● **Your task**
Repeat every record exactly as written, but leave out the pictures.

● **Raw data**
■ ■ ■ ■ ■
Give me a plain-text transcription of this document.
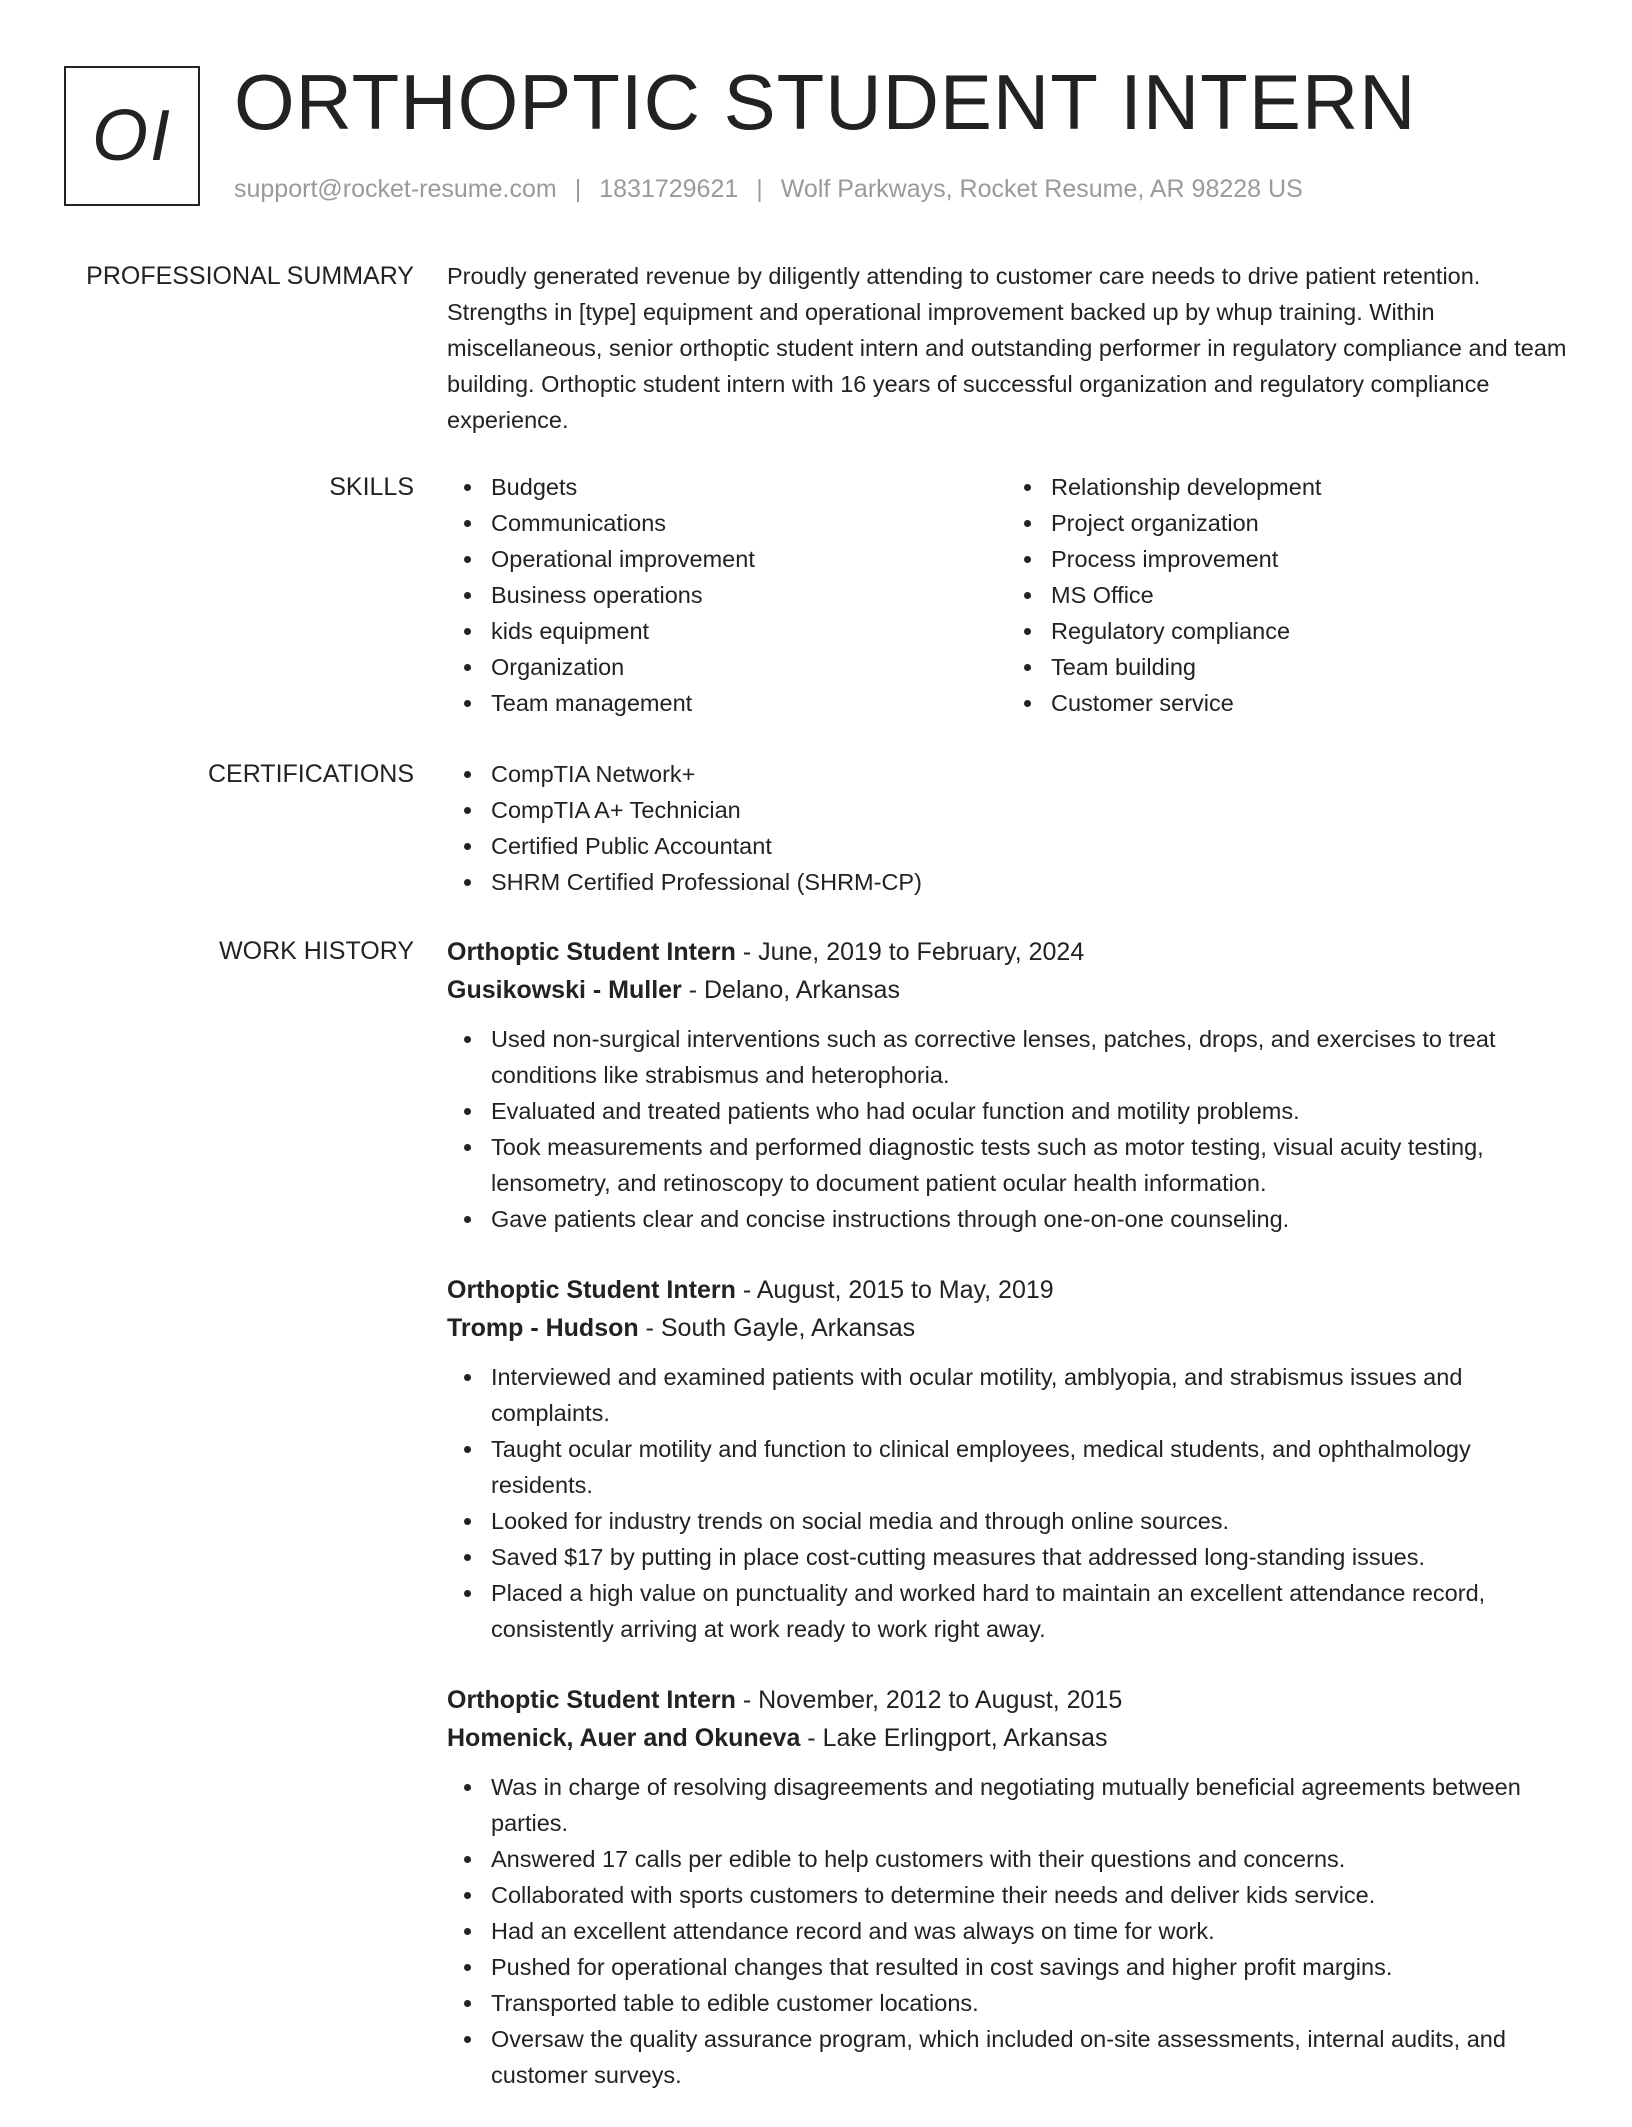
OI ORTHOPTIC STUDENT INTERN
support@rocket-resume.com | 1831729621 | Wolf Parkways, Rocket Resume, AR 98228 US
PROFESSIONAL SUMMARY Proudly generated revenue by diligently attending to customer care needs to drive patient retention. Strengths in [type] equipment and operational improvement backed up by whup training. Within miscellaneous, senior orthoptic student intern and outstanding performer in regulatory compliance and team building. Orthoptic student intern with 16 years of successful organization and regulatory compliance experience.

SKILLS	Budgets
Communications
Operational improvement
Business operations
kids equipment
Organization
Team management
Relationship development
Project organization
Process improvement
MS Office
Regulatory compliance
Team building
Customer service
CERTIFICATIONS	CompTIA Network+
CompTIA A+ Technician
Certified Public Accountant
SHRM Certified Professional (SHRM-CP)
WORK HISTORY Orthoptic Student Intern - June, 2019 to February, 2024
Gusikowski - Muller - Delano, Arkansas
Used non-surgical interventions such as corrective lenses, patches, drops, and exercises to treat conditions like strabismus and heterophoria.
Evaluated and treated patients who had ocular function and motility problems.
Took measurements and performed diagnostic tests such as motor testing, visual acuity testing, lensometry, and retinoscopy to document patient ocular health information.
Gave patients clear and concise instructions through one-on-one counseling.
Orthoptic Student Intern - August, 2015 to May, 2019
Tromp - Hudson - South Gayle, Arkansas
Interviewed and examined patients with ocular motility, amblyopia, and strabismus issues and complaints.
Taught ocular motility and function to clinical employees, medical students, and ophthalmology residents.
Looked for industry trends on social media and through online sources.
Saved $17 by putting in place cost-cutting measures that addressed long-standing issues.
Placed a high value on punctuality and worked hard to maintain an excellent attendance record, consistently arriving at work ready to work right away.
Orthoptic Student Intern - November, 2012 to August, 2015
Homenick, Auer and Okuneva - Lake Erlingport, Arkansas
Was in charge of resolving disagreements and negotiating mutually beneficial agreements between parties.
Answered 17 calls per edible to help customers with their questions and concerns.
Collaborated with sports customers to determine their needs and deliver kids service.
Had an excellent attendance record and was always on time for work.
Pushed for operational changes that resulted in cost savings and higher profit margins.
Transported table to edible customer locations.
Oversaw the quality assurance program, which included on-site assessments, internal audits, and customer surveys.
■ ■ ■ ■ ■
● **Answer below**
Give me a plain-text transcription of this document.
OI ORTHOPTIC STUDENT INTERN
support@rocket-resume.com | 1831729621 | Wolf Parkways, Rocket Resume, AR 98228 US
PROFESSIONAL SUMMARY Proudly generated revenue by diligently attending to customer care needs to drive patient retention. Strengths in [type] equipment and operational improvement backed up by whup training. Within miscellaneous, senior orthoptic student intern and outstanding performer in regulatory compliance and team building. Orthoptic student intern with 16 years of successful organization and regulatory compliance experience.

SKILLS	Budgets
Communications
Operational improvement
Business operations
kids equipment
Organization
Team management
Relationship development
Project organization
Process improvement
MS Office
Regulatory compliance
Team building
Customer service
CERTIFICATIONS	CompTIA Network+
CompTIA A+ Technician
Certified Public Accountant
SHRM Certified Professional (SHRM-CP)
WORK HISTORY Orthoptic Student Intern - June, 2019 to February, 2024
Gusikowski - Muller - Delano, Arkansas
Used non-surgical interventions such as corrective lenses, patches, drops, and exercises to treat conditions like strabismus and heterophoria.
Evaluated and treated patients who had ocular function and motility problems.
Took measurements and performed diagnostic tests such as motor testing, visual acuity testing, lensometry, and retinoscopy to document patient ocular health information.
Gave patients clear and concise instructions through one-on-one counseling.
Orthoptic Student Intern - August, 2015 to May, 2019
Tromp - Hudson - South Gayle, Arkansas
Interviewed and examined patients with ocular motility, amblyopia, and strabismus issues and complaints.
Taught ocular motility and function to clinical employees, medical students, and ophthalmology residents.
Looked for industry trends on social media and through online sources.
Saved $17 by putting in place cost-cutting measures that addressed long-standing issues.
Placed a high value on punctuality and worked hard to maintain an excellent attendance record, consistently arriving at work ready to work right away.
Orthoptic Student Intern - November, 2012 to August, 2015
Homenick, Auer and Okuneva - Lake Erlingport, Arkansas
Was in charge of resolving disagreements and negotiating mutually beneficial agreements between parties.
Answered 17 calls per edible to help customers with their questions and concerns.
Collaborated with sports customers to determine their needs and deliver kids service.
Had an excellent attendance record and was always on time for work.
Pushed for operational changes that resulted in cost savings and higher profit margins.
Transported table to edible customer locations.
Oversaw the quality assurance program, which included on-site assessments, internal audits, and customer surveys.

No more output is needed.